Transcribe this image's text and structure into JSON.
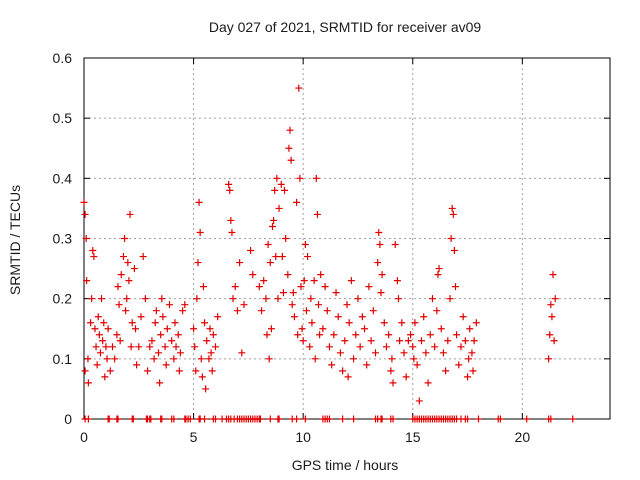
{
  "chart_data": {
    "type": "scatter",
    "title": "Day 027 of 2021, SRMTID for receiver av09",
    "xlabel": "GPS time / hours",
    "ylabel": "SRMTID / TECUs",
    "xlim": [
      0,
      24
    ],
    "ylim": [
      0,
      0.6
    ],
    "xticks": [
      0,
      5,
      10,
      15,
      20
    ],
    "xtick_labels": [
      "0",
      "5",
      "10",
      "15",
      "20"
    ],
    "yticks": [
      0,
      0.1,
      0.2,
      0.3,
      0.4,
      0.5,
      0.6
    ],
    "ytick_labels": [
      "0",
      "0.1",
      "0.2",
      "0.3",
      "0.4",
      "0.5",
      "0.6"
    ],
    "grid": true,
    "marker": "+",
    "color": "#e00000",
    "series": [
      {
        "name": "SRMTID",
        "points": [
          [
            0.0,
            0.36
          ],
          [
            0.05,
            0.34
          ],
          [
            0.05,
            0.08
          ],
          [
            0.1,
            0.3
          ],
          [
            0.12,
            0.23
          ],
          [
            0.18,
            0.1
          ],
          [
            0.2,
            0.06
          ],
          [
            0.3,
            0.16
          ],
          [
            0.35,
            0.2
          ],
          [
            0.4,
            0.28
          ],
          [
            0.45,
            0.27
          ],
          [
            0.5,
            0.15
          ],
          [
            0.55,
            0.12
          ],
          [
            0.6,
            0.09
          ],
          [
            0.65,
            0.17
          ],
          [
            0.7,
            0.14
          ],
          [
            0.75,
            0.11
          ],
          [
            0.8,
            0.2
          ],
          [
            0.85,
            0.13
          ],
          [
            0.9,
            0.16
          ],
          [
            0.95,
            0.07
          ],
          [
            1.0,
            0.12
          ],
          [
            1.05,
            0.1
          ],
          [
            1.1,
            0.15
          ],
          [
            1.2,
            0.08
          ],
          [
            1.3,
            0.12
          ],
          [
            1.4,
            0.1
          ],
          [
            1.5,
            0.14
          ],
          [
            1.55,
            0.22
          ],
          [
            1.6,
            0.19
          ],
          [
            1.65,
            0.13
          ],
          [
            1.7,
            0.24
          ],
          [
            1.8,
            0.27
          ],
          [
            1.85,
            0.3
          ],
          [
            1.9,
            0.18
          ],
          [
            1.95,
            0.2
          ],
          [
            2.0,
            0.26
          ],
          [
            2.05,
            0.23
          ],
          [
            2.1,
            0.34
          ],
          [
            2.15,
            0.12
          ],
          [
            2.2,
            0.16
          ],
          [
            2.3,
            0.25
          ],
          [
            2.35,
            0.15
          ],
          [
            2.4,
            0.09
          ],
          [
            2.5,
            0.12
          ],
          [
            2.6,
            0.17
          ],
          [
            2.7,
            0.27
          ],
          [
            2.8,
            0.2
          ],
          [
            2.9,
            0.08
          ],
          [
            3.0,
            0.12
          ],
          [
            3.1,
            0.13
          ],
          [
            3.2,
            0.1
          ],
          [
            3.25,
            0.16
          ],
          [
            3.3,
            0.18
          ],
          [
            3.4,
            0.11
          ],
          [
            3.45,
            0.06
          ],
          [
            3.5,
            0.14
          ],
          [
            3.55,
            0.2
          ],
          [
            3.6,
            0.17
          ],
          [
            3.7,
            0.12
          ],
          [
            3.75,
            0.09
          ],
          [
            3.8,
            0.15
          ],
          [
            3.9,
            0.19
          ],
          [
            4.0,
            0.13
          ],
          [
            4.1,
            0.1
          ],
          [
            4.15,
            0.16
          ],
          [
            4.2,
            0.12
          ],
          [
            4.3,
            0.14
          ],
          [
            4.35,
            0.08
          ],
          [
            4.4,
            0.11
          ],
          [
            4.5,
            0.18
          ],
          [
            4.6,
            0.19
          ],
          [
            5.0,
            0.15
          ],
          [
            5.05,
            0.12
          ],
          [
            5.1,
            0.08
          ],
          [
            5.15,
            0.2
          ],
          [
            5.2,
            0.26
          ],
          [
            5.25,
            0.36
          ],
          [
            5.3,
            0.31
          ],
          [
            5.35,
            0.1
          ],
          [
            5.4,
            0.07
          ],
          [
            5.45,
            0.22
          ],
          [
            5.5,
            0.16
          ],
          [
            5.55,
            0.05
          ],
          [
            5.6,
            0.13
          ],
          [
            5.7,
            0.1
          ],
          [
            5.75,
            0.15
          ],
          [
            5.8,
            0.11
          ],
          [
            5.85,
            0.08
          ],
          [
            5.9,
            0.14
          ],
          [
            6.0,
            0.12
          ],
          [
            6.1,
            0.17
          ],
          [
            6.6,
            0.39
          ],
          [
            6.65,
            0.38
          ],
          [
            6.7,
            0.33
          ],
          [
            6.75,
            0.31
          ],
          [
            6.8,
            0.2
          ],
          [
            6.9,
            0.22
          ],
          [
            7.0,
            0.18
          ],
          [
            7.1,
            0.26
          ],
          [
            7.2,
            0.11
          ],
          [
            7.3,
            0.19
          ],
          [
            7.6,
            0.28
          ],
          [
            7.7,
            0.24
          ],
          [
            8.0,
            0.22
          ],
          [
            8.1,
            0.18
          ],
          [
            8.2,
            0.23
          ],
          [
            8.3,
            0.2
          ],
          [
            8.35,
            0.14
          ],
          [
            8.4,
            0.29
          ],
          [
            8.45,
            0.1
          ],
          [
            8.5,
            0.26
          ],
          [
            8.55,
            0.15
          ],
          [
            8.6,
            0.32
          ],
          [
            8.65,
            0.33
          ],
          [
            8.7,
            0.38
          ],
          [
            8.75,
            0.27
          ],
          [
            8.8,
            0.4
          ],
          [
            8.85,
            0.2
          ],
          [
            8.9,
            0.35
          ],
          [
            9.0,
            0.39
          ],
          [
            9.05,
            0.27
          ],
          [
            9.1,
            0.21
          ],
          [
            9.15,
            0.38
          ],
          [
            9.2,
            0.3
          ],
          [
            9.3,
            0.24
          ],
          [
            9.35,
            0.45
          ],
          [
            9.4,
            0.48
          ],
          [
            9.45,
            0.43
          ],
          [
            9.5,
            0.19
          ],
          [
            9.55,
            0.21
          ],
          [
            9.6,
            0.17
          ],
          [
            9.7,
            0.36
          ],
          [
            9.75,
            0.14
          ],
          [
            9.8,
            0.55
          ],
          [
            9.85,
            0.4
          ],
          [
            9.9,
            0.22
          ],
          [
            9.95,
            0.15
          ],
          [
            10.0,
            0.13
          ],
          [
            10.05,
            0.23
          ],
          [
            10.1,
            0.29
          ],
          [
            10.15,
            0.18
          ],
          [
            10.2,
            0.27
          ],
          [
            10.3,
            0.12
          ],
          [
            10.35,
            0.2
          ],
          [
            10.4,
            0.16
          ],
          [
            10.5,
            0.23
          ],
          [
            10.55,
            0.1
          ],
          [
            10.6,
            0.4
          ],
          [
            10.65,
            0.34
          ],
          [
            10.7,
            0.19
          ],
          [
            10.75,
            0.14
          ],
          [
            10.8,
            0.24
          ],
          [
            10.9,
            0.15
          ],
          [
            11.0,
            0.22
          ],
          [
            11.1,
            0.18
          ],
          [
            11.2,
            0.12
          ],
          [
            11.3,
            0.09
          ],
          [
            11.4,
            0.14
          ],
          [
            11.5,
            0.21
          ],
          [
            11.6,
            0.17
          ],
          [
            11.7,
            0.11
          ],
          [
            11.8,
            0.08
          ],
          [
            11.9,
            0.13
          ],
          [
            12.0,
            0.19
          ],
          [
            12.05,
            0.07
          ],
          [
            12.1,
            0.16
          ],
          [
            12.2,
            0.23
          ],
          [
            12.3,
            0.1
          ],
          [
            12.4,
            0.14
          ],
          [
            12.5,
            0.2
          ],
          [
            12.6,
            0.12
          ],
          [
            12.7,
            0.17
          ],
          [
            12.8,
            0.15
          ],
          [
            12.9,
            0.09
          ],
          [
            13.0,
            0.22
          ],
          [
            13.1,
            0.13
          ],
          [
            13.2,
            0.18
          ],
          [
            13.3,
            0.11
          ],
          [
            13.4,
            0.26
          ],
          [
            13.45,
            0.31
          ],
          [
            13.5,
            0.29
          ],
          [
            13.55,
            0.21
          ],
          [
            13.6,
            0.24
          ],
          [
            13.7,
            0.16
          ],
          [
            13.8,
            0.12
          ],
          [
            13.9,
            0.14
          ],
          [
            14.0,
            0.08
          ],
          [
            14.05,
            0.1
          ],
          [
            14.1,
            0.06
          ],
          [
            14.2,
            0.29
          ],
          [
            14.3,
            0.23
          ],
          [
            14.35,
            0.2
          ],
          [
            14.4,
            0.13
          ],
          [
            14.5,
            0.16
          ],
          [
            14.6,
            0.11
          ],
          [
            14.7,
            0.07
          ],
          [
            14.8,
            0.13
          ],
          [
            14.9,
            0.14
          ],
          [
            15.0,
            0.12
          ],
          [
            15.05,
            0.1
          ],
          [
            15.1,
            0.16
          ],
          [
            15.2,
            0.09
          ],
          [
            15.3,
            0.03
          ],
          [
            15.4,
            0.13
          ],
          [
            15.5,
            0.17
          ],
          [
            15.6,
            0.11
          ],
          [
            15.7,
            0.06
          ],
          [
            15.8,
            0.14
          ],
          [
            15.9,
            0.2
          ],
          [
            16.0,
            0.12
          ],
          [
            16.1,
            0.18
          ],
          [
            16.15,
            0.24
          ],
          [
            16.2,
            0.25
          ],
          [
            16.3,
            0.15
          ],
          [
            16.4,
            0.11
          ],
          [
            16.5,
            0.08
          ],
          [
            16.6,
            0.13
          ],
          [
            16.7,
            0.2
          ],
          [
            16.75,
            0.3
          ],
          [
            16.8,
            0.35
          ],
          [
            16.85,
            0.34
          ],
          [
            16.9,
            0.28
          ],
          [
            16.95,
            0.22
          ],
          [
            17.0,
            0.14
          ],
          [
            17.1,
            0.09
          ],
          [
            17.2,
            0.12
          ],
          [
            17.3,
            0.17
          ],
          [
            17.4,
            0.13
          ],
          [
            17.5,
            0.07
          ],
          [
            17.55,
            0.1
          ],
          [
            17.6,
            0.15
          ],
          [
            17.7,
            0.11
          ],
          [
            17.75,
            0.08
          ],
          [
            17.8,
            0.13
          ],
          [
            17.9,
            0.16
          ],
          [
            21.2,
            0.1
          ],
          [
            21.25,
            0.14
          ],
          [
            21.3,
            0.19
          ],
          [
            21.35,
            0.17
          ],
          [
            21.4,
            0.24
          ],
          [
            21.45,
            0.13
          ],
          [
            21.5,
            0.2
          ]
        ],
        "zero_times": [
          0.05,
          0.2,
          1.1,
          1.15,
          1.5,
          1.55,
          2.2,
          2.25,
          2.85,
          2.9,
          3.0,
          3.05,
          3.5,
          3.55,
          4.0,
          4.1,
          4.6,
          4.65,
          4.75,
          4.85,
          5.25,
          5.3,
          5.5,
          5.9,
          6.0,
          6.3,
          6.5,
          6.6,
          6.7,
          6.85,
          7.0,
          7.1,
          7.2,
          7.3,
          7.4,
          7.5,
          7.6,
          7.7,
          7.8,
          7.9,
          8.0,
          8.05,
          8.5,
          8.85,
          8.9,
          9.5,
          9.7,
          10.1,
          10.9,
          11.0,
          11.1,
          11.2,
          11.8,
          12.3,
          13.3,
          13.4,
          13.55,
          13.6,
          14.0,
          14.1,
          15.0,
          15.1,
          15.2,
          15.3,
          15.4,
          15.5,
          15.6,
          15.7,
          15.8,
          15.9,
          16.0,
          16.1,
          16.2,
          16.3,
          16.4,
          16.5,
          16.6,
          16.7,
          16.8,
          16.9,
          17.0,
          17.2,
          17.4,
          17.5,
          18.0,
          18.9,
          19.0,
          20.2,
          21.2,
          21.3,
          22.3
        ]
      }
    ]
  }
}
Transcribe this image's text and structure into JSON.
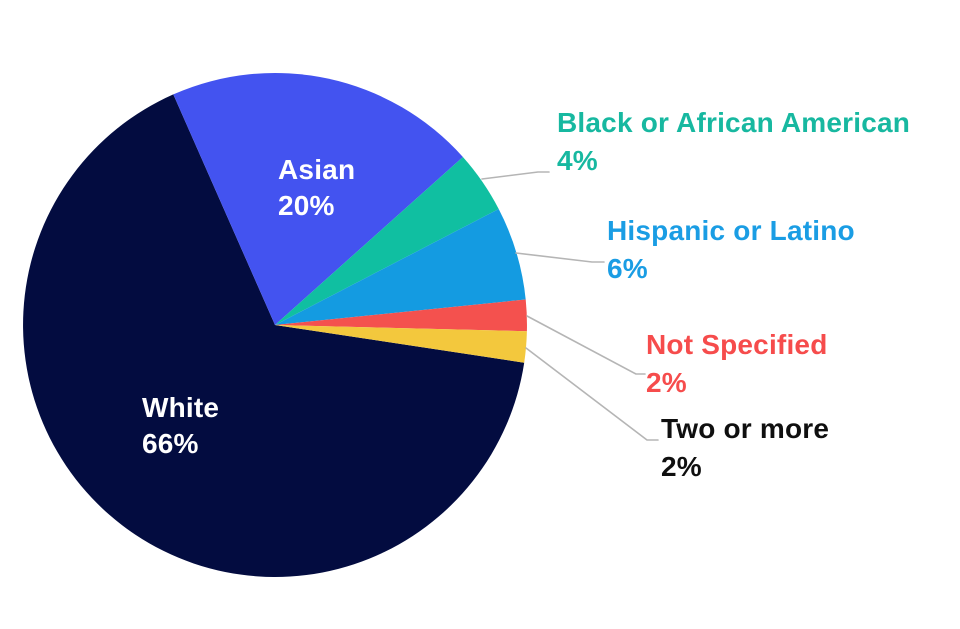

> **GIVEN EXERCISE**
Count the lines that hold the string "SRMTID" and state that number alone.

> **RESULT BELOW**
3